• WHAT IS REQUIRED
Transcribe all records exactly.

[Records from a data source]

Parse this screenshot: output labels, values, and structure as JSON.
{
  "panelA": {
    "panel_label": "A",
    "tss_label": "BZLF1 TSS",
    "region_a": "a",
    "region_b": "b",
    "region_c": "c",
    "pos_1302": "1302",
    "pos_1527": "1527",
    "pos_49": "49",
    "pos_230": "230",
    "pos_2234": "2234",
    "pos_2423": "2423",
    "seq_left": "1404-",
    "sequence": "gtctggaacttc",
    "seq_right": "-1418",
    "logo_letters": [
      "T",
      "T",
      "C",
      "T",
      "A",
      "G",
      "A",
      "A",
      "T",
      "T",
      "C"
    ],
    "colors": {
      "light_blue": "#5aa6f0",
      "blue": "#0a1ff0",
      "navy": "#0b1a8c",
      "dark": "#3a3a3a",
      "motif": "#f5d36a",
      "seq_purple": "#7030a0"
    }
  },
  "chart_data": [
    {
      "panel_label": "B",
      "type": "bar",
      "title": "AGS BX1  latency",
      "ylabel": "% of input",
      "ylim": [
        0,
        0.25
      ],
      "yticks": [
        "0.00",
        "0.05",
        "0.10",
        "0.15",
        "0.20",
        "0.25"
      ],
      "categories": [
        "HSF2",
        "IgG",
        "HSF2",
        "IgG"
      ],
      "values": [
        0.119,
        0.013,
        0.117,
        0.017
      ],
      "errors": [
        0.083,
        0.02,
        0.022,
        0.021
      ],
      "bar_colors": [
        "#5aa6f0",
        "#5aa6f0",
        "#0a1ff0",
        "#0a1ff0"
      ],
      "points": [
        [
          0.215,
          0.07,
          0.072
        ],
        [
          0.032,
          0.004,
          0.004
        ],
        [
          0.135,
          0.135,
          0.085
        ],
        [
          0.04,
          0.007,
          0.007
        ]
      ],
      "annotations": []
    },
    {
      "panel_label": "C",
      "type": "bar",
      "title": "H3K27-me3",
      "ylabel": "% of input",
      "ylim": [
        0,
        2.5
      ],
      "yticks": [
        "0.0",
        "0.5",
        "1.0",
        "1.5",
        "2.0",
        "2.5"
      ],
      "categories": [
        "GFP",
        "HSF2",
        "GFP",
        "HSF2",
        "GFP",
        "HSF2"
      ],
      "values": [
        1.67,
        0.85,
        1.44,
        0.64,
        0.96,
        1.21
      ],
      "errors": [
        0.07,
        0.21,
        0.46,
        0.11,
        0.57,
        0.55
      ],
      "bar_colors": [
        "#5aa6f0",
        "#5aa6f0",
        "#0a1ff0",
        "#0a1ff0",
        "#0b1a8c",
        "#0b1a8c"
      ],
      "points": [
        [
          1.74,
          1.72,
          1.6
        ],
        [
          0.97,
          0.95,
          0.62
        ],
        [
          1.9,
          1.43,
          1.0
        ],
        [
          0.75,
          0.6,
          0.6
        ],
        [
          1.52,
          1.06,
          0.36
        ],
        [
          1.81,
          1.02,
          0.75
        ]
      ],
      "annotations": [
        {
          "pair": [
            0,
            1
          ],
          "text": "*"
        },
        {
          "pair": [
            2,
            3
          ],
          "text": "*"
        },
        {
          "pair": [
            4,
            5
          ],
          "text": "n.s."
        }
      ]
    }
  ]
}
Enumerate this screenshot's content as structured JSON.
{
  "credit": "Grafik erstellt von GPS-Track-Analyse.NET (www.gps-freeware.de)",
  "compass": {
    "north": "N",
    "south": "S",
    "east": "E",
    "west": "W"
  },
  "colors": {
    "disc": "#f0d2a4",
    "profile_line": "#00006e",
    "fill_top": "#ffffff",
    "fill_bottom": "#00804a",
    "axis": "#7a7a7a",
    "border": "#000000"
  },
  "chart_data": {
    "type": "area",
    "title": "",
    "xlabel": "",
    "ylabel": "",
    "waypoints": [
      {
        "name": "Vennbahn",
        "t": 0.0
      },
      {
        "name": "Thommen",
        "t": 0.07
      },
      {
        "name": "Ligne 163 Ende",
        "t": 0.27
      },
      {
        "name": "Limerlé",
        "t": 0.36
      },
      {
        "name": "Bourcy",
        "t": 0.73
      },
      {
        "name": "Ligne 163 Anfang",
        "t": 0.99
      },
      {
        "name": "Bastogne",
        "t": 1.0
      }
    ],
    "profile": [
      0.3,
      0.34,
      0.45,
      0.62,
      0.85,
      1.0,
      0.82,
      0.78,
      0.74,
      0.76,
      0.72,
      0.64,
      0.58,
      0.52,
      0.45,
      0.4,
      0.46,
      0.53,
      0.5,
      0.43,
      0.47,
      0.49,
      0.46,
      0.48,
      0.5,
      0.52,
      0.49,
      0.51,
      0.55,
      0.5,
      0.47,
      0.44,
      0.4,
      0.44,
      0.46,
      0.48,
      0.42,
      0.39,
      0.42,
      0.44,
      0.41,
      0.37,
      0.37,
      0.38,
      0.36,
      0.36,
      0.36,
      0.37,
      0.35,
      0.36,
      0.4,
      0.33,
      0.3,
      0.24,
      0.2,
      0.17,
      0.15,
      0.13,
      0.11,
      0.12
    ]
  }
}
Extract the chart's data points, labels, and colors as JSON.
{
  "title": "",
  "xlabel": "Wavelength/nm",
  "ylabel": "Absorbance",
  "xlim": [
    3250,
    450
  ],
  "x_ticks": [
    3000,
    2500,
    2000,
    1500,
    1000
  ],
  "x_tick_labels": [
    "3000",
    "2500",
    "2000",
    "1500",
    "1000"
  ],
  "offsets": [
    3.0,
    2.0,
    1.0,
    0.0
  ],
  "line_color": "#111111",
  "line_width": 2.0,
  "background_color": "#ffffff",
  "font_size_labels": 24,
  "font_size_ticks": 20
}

• ANSWER
Parse this screenshot: output labels, values, and structure as JSON.
{
  "panelA": {
    "panel_label": "A",
    "tss_label": "BZLF1 TSS",
    "region_a": "a",
    "region_b": "b",
    "region_c": "c",
    "pos_1302": "1302",
    "pos_1527": "1527",
    "pos_49": "49",
    "pos_230": "230",
    "pos_2234": "2234",
    "pos_2423": "2423",
    "seq_left": "1404-",
    "sequence": "gtctggaacttc",
    "seq_right": "-1418",
    "logo_letters": [
      "T",
      "T",
      "C",
      "T",
      "A",
      "G",
      "A",
      "A",
      "T",
      "T",
      "C"
    ],
    "colors": {
      "light_blue": "#5aa6f0",
      "blue": "#0a1ff0",
      "navy": "#0b1a8c",
      "dark": "#3a3a3a",
      "motif": "#f5d36a",
      "seq_purple": "#7030a0"
    }
  },
  "chart_data": [
    {
      "panel_label": "B",
      "type": "bar",
      "title": "AGS BX1  latency",
      "ylabel": "% of input",
      "ylim": [
        0,
        0.25
      ],
      "yticks": [
        "0.00",
        "0.05",
        "0.10",
        "0.15",
        "0.20",
        "0.25"
      ],
      "categories": [
        "HSF2",
        "IgG",
        "HSF2",
        "IgG"
      ],
      "values": [
        0.119,
        0.013,
        0.117,
        0.017
      ],
      "errors": [
        0.083,
        0.02,
        0.022,
        0.021
      ],
      "bar_colors": [
        "#5aa6f0",
        "#5aa6f0",
        "#0a1ff0",
        "#0a1ff0"
      ],
      "points": [
        [
          0.215,
          0.07,
          0.072
        ],
        [
          0.032,
          0.004,
          0.004
        ],
        [
          0.135,
          0.135,
          0.085
        ],
        [
          0.04,
          0.007,
          0.007
        ]
      ],
      "annotations": []
    },
    {
      "panel_label": "C",
      "type": "bar",
      "title": "H3K27-me3",
      "ylabel": "% of input",
      "ylim": [
        0,
        2.5
      ],
      "yticks": [
        "0.0",
        "0.5",
        "1.0",
        "1.5",
        "2.0",
        "2.5"
      ],
      "categories": [
        "GFP",
        "HSF2",
        "GFP",
        "HSF2",
        "GFP",
        "HSF2"
      ],
      "values": [
        1.67,
        0.85,
        1.44,
        0.64,
        0.96,
        1.21
      ],
      "errors": [
        0.07,
        0.21,
        0.46,
        0.11,
        0.57,
        0.55
      ],
      "bar_colors": [
        "#5aa6f0",
        "#5aa6f0",
        "#0a1ff0",
        "#0a1ff0",
        "#0b1a8c",
        "#0b1a8c"
      ],
      "points": [
        [
          1.74,
          1.72,
          1.6
        ],
        [
          0.97,
          0.95,
          0.62
        ],
        [
          1.9,
          1.43,
          1.0
        ],
        [
          0.75,
          0.6,
          0.6
        ],
        [
          1.52,
          1.06,
          0.36
        ],
        [
          1.81,
          1.02,
          0.75
        ]
      ],
      "annotations": [
        {
          "pair": [
            0,
            1
          ],
          "text": "*"
        },
        {
          "pair": [
            2,
            3
          ],
          "text": "*"
        },
        {
          "pair": [
            4,
            5
          ],
          "text": "n.s."
        }
      ]
    }
  ]
}
Enumerate this screenshot's content as structured JSON.
{
  "credit": "Grafik erstellt von GPS-Track-Analyse.NET (www.gps-freeware.de)",
  "compass": {
    "north": "N",
    "south": "S",
    "east": "E",
    "west": "W"
  },
  "colors": {
    "disc": "#f0d2a4",
    "profile_line": "#00006e",
    "fill_top": "#ffffff",
    "fill_bottom": "#00804a",
    "axis": "#7a7a7a",
    "border": "#000000"
  },
  "chart_data": {
    "type": "area",
    "title": "",
    "xlabel": "",
    "ylabel": "",
    "waypoints": [
      {
        "name": "Vennbahn",
        "t": 0.0
      },
      {
        "name": "Thommen",
        "t": 0.07
      },
      {
        "name": "Ligne 163 Ende",
        "t": 0.27
      },
      {
        "name": "Limerlé",
        "t": 0.36
      },
      {
        "name": "Bourcy",
        "t": 0.73
      },
      {
        "name": "Ligne 163 Anfang",
        "t": 0.99
      },
      {
        "name": "Bastogne",
        "t": 1.0
      }
    ],
    "profile": [
      0.3,
      0.34,
      0.45,
      0.62,
      0.85,
      1.0,
      0.82,
      0.78,
      0.74,
      0.76,
      0.72,
      0.64,
      0.58,
      0.52,
      0.45,
      0.4,
      0.46,
      0.53,
      0.5,
      0.43,
      0.47,
      0.49,
      0.46,
      0.48,
      0.5,
      0.52,
      0.49,
      0.51,
      0.55,
      0.5,
      0.47,
      0.44,
      0.4,
      0.44,
      0.46,
      0.48,
      0.42,
      0.39,
      0.42,
      0.44,
      0.41,
      0.37,
      0.37,
      0.38,
      0.36,
      0.36,
      0.36,
      0.37,
      0.35,
      0.36,
      0.4,
      0.33,
      0.3,
      0.24,
      0.2,
      0.17,
      0.15,
      0.13,
      0.11,
      0.12
    ]
  }
}
Extract the chart's data points, labels, and colors as JSON.
{
  "title": "",
  "xlabel": "Wavelength/nm",
  "ylabel": "Absorbance",
  "xlim": [
    3250,
    450
  ],
  "x_ticks": [
    3000,
    2500,
    2000,
    1500,
    1000
  ],
  "x_tick_labels": [
    "3000",
    "2500",
    "2000",
    "1500",
    "1000"
  ],
  "offsets": [
    3.0,
    2.0,
    1.0,
    0.0
  ],
  "line_color": "#111111",
  "line_width": 2.0,
  "background_color": "#ffffff",
  "font_size_labels": 24,
  "font_size_ticks": 20
}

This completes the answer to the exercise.